▶ **Challenge**
Reproduce the listing below character for character; drop every image.

▶ **Data extract**
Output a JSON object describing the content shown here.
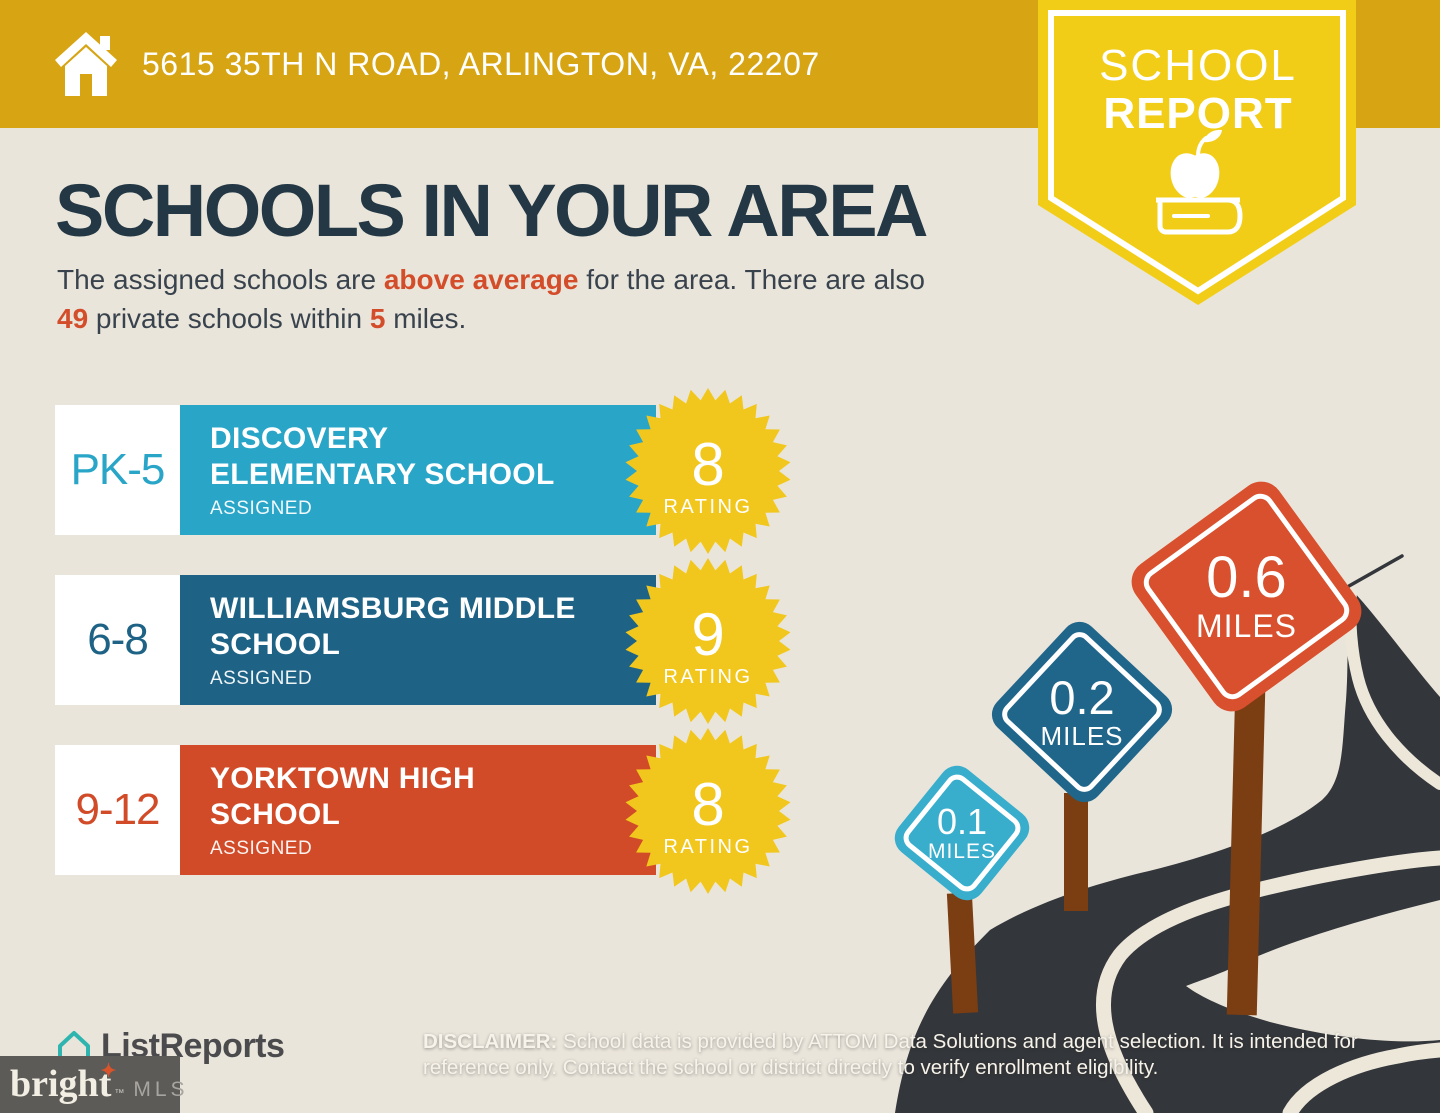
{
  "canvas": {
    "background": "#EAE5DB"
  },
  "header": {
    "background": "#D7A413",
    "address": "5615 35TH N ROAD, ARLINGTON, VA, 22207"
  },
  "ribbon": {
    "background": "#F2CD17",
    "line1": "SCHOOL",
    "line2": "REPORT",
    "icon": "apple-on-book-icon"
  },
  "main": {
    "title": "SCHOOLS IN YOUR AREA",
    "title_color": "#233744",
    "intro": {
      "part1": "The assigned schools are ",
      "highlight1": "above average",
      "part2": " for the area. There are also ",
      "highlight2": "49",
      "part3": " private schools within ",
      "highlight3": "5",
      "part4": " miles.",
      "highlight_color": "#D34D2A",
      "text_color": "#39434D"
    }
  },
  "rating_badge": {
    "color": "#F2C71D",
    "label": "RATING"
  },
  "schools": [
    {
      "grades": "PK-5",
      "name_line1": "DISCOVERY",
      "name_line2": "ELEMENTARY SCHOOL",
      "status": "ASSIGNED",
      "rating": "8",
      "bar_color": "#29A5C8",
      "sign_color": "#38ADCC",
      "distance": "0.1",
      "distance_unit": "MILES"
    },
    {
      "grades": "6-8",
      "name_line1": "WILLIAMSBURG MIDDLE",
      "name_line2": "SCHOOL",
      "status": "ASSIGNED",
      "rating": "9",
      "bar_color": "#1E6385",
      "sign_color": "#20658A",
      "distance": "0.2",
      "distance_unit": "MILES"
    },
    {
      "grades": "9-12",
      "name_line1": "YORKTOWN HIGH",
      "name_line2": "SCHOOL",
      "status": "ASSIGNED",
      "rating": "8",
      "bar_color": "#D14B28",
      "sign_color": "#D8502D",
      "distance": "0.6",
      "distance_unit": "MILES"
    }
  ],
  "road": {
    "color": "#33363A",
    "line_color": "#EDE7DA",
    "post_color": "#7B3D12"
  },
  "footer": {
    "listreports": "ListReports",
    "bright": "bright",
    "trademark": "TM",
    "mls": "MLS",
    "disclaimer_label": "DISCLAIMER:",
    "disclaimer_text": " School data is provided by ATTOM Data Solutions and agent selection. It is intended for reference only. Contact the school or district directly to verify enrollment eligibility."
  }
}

▶ **Finished answer**
Output a JSON object describing the content shown here.
{
  "canvas": {
    "background": "#EAE5DB"
  },
  "header": {
    "background": "#D7A413",
    "address": "5615 35TH N ROAD, ARLINGTON, VA, 22207"
  },
  "ribbon": {
    "background": "#F2CD17",
    "line1": "SCHOOL",
    "line2": "REPORT",
    "icon": "apple-on-book-icon"
  },
  "main": {
    "title": "SCHOOLS IN YOUR AREA",
    "title_color": "#233744",
    "intro": {
      "part1": "The assigned schools are ",
      "highlight1": "above average",
      "part2": " for the area. There are also ",
      "highlight2": "49",
      "part3": " private schools within ",
      "highlight3": "5",
      "part4": " miles.",
      "highlight_color": "#D34D2A",
      "text_color": "#39434D"
    }
  },
  "rating_badge": {
    "color": "#F2C71D",
    "label": "RATING"
  },
  "schools": [
    {
      "grades": "PK-5",
      "name_line1": "DISCOVERY",
      "name_line2": "ELEMENTARY SCHOOL",
      "status": "ASSIGNED",
      "rating": "8",
      "bar_color": "#29A5C8",
      "sign_color": "#38ADCC",
      "distance": "0.1",
      "distance_unit": "MILES"
    },
    {
      "grades": "6-8",
      "name_line1": "WILLIAMSBURG MIDDLE",
      "name_line2": "SCHOOL",
      "status": "ASSIGNED",
      "rating": "9",
      "bar_color": "#1E6385",
      "sign_color": "#20658A",
      "distance": "0.2",
      "distance_unit": "MILES"
    },
    {
      "grades": "9-12",
      "name_line1": "YORKTOWN HIGH",
      "name_line2": "SCHOOL",
      "status": "ASSIGNED",
      "rating": "8",
      "bar_color": "#D14B28",
      "sign_color": "#D8502D",
      "distance": "0.6",
      "distance_unit": "MILES"
    }
  ],
  "road": {
    "color": "#33363A",
    "line_color": "#EDE7DA",
    "post_color": "#7B3D12"
  },
  "footer": {
    "listreports": "ListReports",
    "bright": "bright",
    "trademark": "TM",
    "mls": "MLS",
    "disclaimer_label": "DISCLAIMER:",
    "disclaimer_text": " School data is provided by ATTOM Data Solutions and agent selection. It is intended for reference only. Contact the school or district directly to verify enrollment eligibility."
  }
}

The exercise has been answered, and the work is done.